STATED GOAL
Extract every entry word for word.

RECORDS TO USE
::::
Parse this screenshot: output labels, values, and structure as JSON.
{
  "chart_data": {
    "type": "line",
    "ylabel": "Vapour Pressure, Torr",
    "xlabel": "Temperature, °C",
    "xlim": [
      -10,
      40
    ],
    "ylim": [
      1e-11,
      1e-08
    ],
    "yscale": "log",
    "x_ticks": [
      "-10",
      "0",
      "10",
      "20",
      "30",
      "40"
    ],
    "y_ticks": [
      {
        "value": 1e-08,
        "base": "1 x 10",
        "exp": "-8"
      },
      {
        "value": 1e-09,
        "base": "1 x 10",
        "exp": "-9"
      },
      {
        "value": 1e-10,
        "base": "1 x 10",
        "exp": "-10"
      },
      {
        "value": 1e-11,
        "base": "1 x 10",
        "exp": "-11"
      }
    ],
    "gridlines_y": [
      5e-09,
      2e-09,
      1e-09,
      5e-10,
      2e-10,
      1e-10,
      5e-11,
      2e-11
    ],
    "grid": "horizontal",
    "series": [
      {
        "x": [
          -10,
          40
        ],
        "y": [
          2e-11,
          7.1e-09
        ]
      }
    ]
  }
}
::::
TASK OUTPUT
Parse this screenshot: output labels, values, and structure as JSON.
{
  "chart_data": {
    "type": "line",
    "ylabel": "Vapour Pressure, Torr",
    "xlabel": "Temperature, °C",
    "xlim": [
      -10,
      40
    ],
    "ylim": [
      1e-11,
      1e-08
    ],
    "yscale": "log",
    "x_ticks": [
      "-10",
      "0",
      "10",
      "20",
      "30",
      "40"
    ],
    "y_ticks": [
      {
        "value": 1e-08,
        "base": "1 x 10",
        "exp": "-8"
      },
      {
        "value": 1e-09,
        "base": "1 x 10",
        "exp": "-9"
      },
      {
        "value": 1e-10,
        "base": "1 x 10",
        "exp": "-10"
      },
      {
        "value": 1e-11,
        "base": "1 x 10",
        "exp": "-11"
      }
    ],
    "gridlines_y": [
      5e-09,
      2e-09,
      1e-09,
      5e-10,
      2e-10,
      1e-10,
      5e-11,
      2e-11
    ],
    "grid": "horizontal",
    "series": [
      {
        "x": [
          -10,
          40
        ],
        "y": [
          2e-11,
          7.1e-09
        ]
      }
    ]
  }
}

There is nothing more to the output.